§ Input records
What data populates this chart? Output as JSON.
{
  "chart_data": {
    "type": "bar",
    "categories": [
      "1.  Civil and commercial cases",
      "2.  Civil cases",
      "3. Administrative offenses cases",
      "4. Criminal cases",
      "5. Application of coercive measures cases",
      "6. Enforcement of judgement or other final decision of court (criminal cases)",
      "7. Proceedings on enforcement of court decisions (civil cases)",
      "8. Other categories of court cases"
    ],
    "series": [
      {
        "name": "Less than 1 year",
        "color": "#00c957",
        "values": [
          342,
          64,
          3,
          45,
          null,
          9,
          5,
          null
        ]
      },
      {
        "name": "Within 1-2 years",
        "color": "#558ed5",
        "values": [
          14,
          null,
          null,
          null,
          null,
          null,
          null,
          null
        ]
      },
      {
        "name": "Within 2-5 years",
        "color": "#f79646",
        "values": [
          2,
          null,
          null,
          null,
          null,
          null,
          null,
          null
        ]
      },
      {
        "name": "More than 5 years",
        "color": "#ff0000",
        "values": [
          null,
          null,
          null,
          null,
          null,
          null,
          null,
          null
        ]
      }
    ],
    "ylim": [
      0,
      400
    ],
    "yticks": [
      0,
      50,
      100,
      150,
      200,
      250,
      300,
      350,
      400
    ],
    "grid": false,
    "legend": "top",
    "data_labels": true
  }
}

---

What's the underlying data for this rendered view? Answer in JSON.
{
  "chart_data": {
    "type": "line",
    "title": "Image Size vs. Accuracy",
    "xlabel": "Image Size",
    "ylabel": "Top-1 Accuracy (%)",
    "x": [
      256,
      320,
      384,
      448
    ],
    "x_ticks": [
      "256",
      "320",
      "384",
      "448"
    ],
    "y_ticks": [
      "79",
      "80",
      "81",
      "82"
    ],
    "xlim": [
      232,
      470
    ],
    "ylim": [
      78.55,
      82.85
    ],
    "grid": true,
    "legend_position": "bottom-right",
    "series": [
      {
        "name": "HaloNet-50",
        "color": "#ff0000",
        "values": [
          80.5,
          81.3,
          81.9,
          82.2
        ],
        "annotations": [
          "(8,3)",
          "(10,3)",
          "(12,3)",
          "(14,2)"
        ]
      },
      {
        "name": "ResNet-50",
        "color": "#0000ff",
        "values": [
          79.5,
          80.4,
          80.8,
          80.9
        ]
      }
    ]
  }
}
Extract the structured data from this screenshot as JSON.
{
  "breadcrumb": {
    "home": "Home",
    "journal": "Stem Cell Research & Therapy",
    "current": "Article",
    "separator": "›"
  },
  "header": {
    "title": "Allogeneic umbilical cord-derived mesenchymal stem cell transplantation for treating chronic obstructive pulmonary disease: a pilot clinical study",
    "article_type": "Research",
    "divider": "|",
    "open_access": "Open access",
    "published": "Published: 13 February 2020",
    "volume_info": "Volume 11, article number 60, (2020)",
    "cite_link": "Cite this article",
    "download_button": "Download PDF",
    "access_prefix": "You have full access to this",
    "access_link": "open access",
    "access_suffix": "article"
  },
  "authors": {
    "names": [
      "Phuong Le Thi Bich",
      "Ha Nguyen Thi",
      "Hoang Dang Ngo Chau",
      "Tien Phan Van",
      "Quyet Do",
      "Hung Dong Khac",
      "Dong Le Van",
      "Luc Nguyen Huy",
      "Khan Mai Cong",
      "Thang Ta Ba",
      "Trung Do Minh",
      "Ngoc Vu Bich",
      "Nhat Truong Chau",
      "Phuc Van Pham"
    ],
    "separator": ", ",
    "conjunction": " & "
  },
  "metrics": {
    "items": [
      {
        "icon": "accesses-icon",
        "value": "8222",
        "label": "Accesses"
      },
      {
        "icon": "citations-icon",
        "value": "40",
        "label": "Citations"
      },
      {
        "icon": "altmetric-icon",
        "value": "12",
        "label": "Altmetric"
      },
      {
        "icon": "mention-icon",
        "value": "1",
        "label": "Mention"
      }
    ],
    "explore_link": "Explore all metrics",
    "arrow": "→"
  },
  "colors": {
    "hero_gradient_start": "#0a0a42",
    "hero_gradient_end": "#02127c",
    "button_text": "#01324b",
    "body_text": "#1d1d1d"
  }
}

...

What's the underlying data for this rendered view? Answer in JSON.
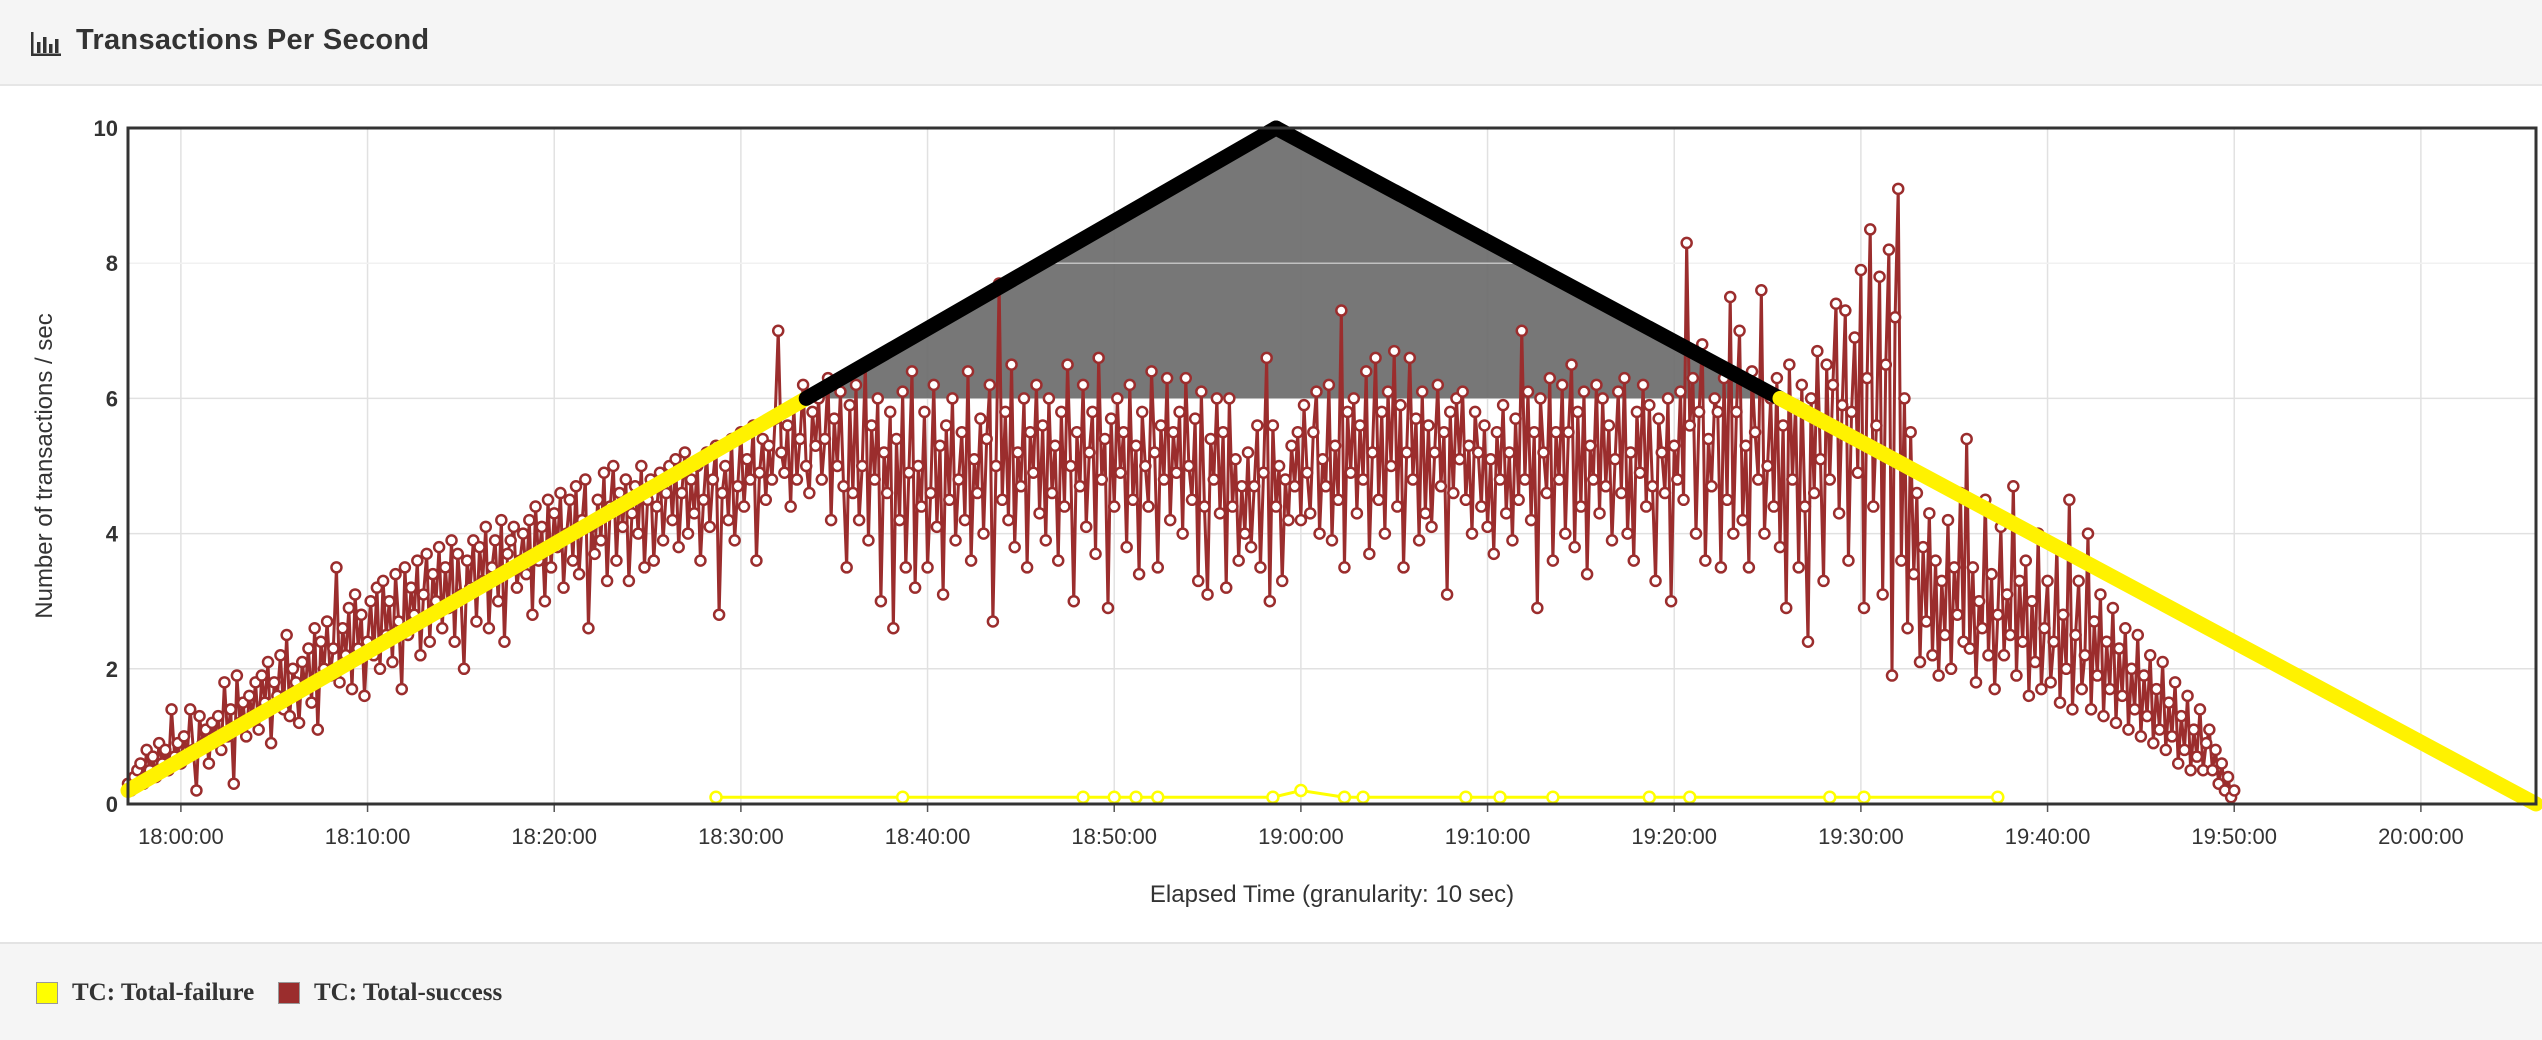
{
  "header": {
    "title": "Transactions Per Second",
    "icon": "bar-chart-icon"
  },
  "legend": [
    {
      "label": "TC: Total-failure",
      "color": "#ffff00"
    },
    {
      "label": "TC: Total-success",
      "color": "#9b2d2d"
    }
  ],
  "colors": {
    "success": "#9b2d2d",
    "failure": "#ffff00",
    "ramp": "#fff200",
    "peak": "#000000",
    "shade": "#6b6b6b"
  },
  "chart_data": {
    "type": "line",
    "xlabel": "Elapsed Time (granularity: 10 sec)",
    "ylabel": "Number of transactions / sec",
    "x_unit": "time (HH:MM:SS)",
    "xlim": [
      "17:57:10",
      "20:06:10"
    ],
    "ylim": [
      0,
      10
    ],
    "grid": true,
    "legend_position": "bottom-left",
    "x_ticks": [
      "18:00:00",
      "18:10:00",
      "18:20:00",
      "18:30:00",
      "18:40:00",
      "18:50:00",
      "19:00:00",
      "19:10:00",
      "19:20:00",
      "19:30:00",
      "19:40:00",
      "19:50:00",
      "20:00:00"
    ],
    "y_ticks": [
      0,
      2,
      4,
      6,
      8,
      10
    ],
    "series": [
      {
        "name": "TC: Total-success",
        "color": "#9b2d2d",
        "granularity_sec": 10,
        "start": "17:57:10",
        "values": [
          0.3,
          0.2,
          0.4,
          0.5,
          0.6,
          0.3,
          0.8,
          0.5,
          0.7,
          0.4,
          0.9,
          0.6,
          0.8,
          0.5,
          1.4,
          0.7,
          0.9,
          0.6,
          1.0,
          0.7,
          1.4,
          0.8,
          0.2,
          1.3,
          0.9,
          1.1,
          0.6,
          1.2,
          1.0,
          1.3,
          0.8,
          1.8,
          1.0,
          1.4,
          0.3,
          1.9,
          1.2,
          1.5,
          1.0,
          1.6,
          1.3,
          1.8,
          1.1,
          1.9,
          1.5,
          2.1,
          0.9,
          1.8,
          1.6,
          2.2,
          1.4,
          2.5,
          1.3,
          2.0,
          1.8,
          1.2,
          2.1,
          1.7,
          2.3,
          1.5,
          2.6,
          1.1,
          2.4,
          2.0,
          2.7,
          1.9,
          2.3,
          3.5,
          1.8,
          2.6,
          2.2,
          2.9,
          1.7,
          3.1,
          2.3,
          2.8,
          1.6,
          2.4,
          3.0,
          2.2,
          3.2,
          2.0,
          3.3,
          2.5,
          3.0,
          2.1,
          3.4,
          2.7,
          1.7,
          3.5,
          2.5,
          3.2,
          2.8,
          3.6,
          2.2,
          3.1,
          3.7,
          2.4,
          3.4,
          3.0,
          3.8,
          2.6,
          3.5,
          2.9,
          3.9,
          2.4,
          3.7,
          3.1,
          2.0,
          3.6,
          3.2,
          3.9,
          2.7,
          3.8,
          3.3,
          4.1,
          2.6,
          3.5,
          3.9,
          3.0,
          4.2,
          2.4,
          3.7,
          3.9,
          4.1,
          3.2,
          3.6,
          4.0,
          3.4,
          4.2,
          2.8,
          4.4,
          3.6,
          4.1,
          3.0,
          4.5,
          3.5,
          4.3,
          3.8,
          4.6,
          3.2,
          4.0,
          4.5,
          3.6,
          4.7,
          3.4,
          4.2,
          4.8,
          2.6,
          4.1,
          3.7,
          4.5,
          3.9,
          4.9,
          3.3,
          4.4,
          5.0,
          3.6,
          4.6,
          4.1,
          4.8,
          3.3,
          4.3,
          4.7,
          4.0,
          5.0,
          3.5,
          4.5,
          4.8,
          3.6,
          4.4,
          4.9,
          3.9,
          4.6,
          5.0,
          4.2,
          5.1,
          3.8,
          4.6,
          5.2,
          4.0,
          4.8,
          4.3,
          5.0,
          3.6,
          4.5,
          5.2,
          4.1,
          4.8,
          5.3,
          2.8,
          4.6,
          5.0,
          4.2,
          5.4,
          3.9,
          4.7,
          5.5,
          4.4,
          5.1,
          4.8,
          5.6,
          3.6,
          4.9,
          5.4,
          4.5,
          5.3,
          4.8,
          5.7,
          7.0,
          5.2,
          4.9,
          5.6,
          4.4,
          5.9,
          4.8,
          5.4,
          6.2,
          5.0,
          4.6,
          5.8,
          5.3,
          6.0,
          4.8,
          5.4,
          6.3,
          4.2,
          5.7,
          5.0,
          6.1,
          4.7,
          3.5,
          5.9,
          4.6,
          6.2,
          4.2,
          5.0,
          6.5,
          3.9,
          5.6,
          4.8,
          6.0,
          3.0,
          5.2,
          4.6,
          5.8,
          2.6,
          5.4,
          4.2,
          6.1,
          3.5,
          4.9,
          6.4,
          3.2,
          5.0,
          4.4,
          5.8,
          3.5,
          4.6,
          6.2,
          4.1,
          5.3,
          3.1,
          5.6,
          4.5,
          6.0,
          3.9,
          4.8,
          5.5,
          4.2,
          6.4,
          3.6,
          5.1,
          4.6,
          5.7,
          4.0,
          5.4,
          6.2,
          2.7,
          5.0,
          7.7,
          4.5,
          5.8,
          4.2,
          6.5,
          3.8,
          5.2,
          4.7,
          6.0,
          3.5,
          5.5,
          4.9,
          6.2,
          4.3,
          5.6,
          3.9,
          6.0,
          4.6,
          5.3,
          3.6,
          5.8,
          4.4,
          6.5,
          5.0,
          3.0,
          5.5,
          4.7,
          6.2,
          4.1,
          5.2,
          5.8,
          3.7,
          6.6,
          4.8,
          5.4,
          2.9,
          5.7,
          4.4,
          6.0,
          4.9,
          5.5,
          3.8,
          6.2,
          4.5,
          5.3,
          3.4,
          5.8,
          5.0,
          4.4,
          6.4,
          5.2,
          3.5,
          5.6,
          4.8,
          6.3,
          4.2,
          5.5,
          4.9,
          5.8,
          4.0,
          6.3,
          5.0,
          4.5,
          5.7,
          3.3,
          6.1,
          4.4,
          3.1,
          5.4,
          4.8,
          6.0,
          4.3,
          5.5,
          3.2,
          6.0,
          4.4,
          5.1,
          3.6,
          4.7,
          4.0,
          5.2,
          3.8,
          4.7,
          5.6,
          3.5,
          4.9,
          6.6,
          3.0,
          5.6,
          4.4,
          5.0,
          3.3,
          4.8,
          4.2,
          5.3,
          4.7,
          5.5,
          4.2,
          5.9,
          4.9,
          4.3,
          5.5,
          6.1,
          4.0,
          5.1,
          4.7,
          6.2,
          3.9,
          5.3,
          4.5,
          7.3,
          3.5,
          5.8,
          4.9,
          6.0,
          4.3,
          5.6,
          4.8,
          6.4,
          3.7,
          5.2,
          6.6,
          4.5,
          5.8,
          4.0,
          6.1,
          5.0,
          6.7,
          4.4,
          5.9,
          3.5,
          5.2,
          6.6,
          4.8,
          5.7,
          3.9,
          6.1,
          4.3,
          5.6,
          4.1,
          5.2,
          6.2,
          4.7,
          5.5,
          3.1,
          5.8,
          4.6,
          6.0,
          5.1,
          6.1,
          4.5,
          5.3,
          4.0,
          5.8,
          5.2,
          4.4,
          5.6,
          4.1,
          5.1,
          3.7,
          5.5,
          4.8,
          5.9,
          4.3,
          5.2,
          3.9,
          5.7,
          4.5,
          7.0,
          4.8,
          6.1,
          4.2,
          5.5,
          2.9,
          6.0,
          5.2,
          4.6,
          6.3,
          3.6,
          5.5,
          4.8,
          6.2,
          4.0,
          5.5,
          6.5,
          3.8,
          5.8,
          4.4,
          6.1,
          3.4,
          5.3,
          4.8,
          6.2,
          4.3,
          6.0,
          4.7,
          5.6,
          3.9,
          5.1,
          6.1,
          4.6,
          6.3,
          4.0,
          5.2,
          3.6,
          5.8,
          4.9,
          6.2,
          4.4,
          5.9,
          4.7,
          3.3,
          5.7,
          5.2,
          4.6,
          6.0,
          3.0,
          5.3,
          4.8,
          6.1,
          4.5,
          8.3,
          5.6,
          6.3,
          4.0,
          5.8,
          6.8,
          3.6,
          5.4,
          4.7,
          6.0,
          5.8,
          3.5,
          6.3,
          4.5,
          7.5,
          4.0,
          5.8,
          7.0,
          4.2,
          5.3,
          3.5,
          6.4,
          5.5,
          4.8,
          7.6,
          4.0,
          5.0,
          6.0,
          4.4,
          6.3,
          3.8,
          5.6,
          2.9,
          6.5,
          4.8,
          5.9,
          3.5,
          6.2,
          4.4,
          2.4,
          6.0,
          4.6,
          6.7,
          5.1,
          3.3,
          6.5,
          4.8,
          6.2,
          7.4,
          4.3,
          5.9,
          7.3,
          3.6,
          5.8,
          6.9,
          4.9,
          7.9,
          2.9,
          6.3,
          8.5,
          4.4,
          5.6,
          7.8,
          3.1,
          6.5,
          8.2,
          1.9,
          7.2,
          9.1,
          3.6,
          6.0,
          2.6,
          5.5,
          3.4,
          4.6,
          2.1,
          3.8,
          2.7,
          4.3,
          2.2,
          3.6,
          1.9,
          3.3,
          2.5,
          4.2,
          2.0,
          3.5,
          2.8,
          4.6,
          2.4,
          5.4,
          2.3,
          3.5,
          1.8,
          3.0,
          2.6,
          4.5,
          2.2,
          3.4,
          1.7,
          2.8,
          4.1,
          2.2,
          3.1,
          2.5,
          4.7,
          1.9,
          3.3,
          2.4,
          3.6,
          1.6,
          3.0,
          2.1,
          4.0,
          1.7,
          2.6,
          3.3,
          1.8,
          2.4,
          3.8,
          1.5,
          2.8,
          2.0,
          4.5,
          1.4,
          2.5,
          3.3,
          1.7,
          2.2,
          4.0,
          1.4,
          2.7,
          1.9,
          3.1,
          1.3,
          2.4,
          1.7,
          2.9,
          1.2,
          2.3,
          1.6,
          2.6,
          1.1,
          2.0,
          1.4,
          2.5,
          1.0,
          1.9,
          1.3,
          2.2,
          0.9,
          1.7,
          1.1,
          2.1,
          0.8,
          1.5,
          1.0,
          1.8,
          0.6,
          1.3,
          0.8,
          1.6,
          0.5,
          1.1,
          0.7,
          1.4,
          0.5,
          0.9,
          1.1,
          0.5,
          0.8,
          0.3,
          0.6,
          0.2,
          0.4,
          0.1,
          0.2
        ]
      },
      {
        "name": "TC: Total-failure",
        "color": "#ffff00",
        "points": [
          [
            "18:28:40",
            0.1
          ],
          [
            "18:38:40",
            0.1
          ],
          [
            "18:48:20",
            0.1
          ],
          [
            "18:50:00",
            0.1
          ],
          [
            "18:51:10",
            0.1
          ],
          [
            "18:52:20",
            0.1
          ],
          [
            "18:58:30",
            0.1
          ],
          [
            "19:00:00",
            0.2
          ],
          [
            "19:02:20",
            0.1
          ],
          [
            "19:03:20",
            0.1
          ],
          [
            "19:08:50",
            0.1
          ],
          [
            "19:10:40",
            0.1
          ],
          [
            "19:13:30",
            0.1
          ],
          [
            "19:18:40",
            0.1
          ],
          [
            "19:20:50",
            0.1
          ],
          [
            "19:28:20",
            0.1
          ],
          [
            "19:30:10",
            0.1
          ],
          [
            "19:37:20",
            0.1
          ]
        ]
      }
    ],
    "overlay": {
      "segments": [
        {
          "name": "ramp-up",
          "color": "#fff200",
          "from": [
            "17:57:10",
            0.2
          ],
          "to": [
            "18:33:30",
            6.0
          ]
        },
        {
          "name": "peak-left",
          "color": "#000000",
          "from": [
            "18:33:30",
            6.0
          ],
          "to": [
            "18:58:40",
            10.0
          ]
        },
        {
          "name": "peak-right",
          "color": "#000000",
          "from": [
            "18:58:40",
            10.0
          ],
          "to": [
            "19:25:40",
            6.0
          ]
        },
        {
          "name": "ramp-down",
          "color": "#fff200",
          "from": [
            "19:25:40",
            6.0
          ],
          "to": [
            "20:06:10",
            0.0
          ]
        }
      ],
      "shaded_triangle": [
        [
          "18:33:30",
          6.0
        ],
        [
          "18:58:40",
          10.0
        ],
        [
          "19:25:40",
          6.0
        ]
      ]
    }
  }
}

§ Exercise
Copy each line of the data that contains the word "Accuracy".

§ Written answer
    "title": "Image Size vs. Accuracy",
    "ylabel": "Top-1 Accuracy (%)",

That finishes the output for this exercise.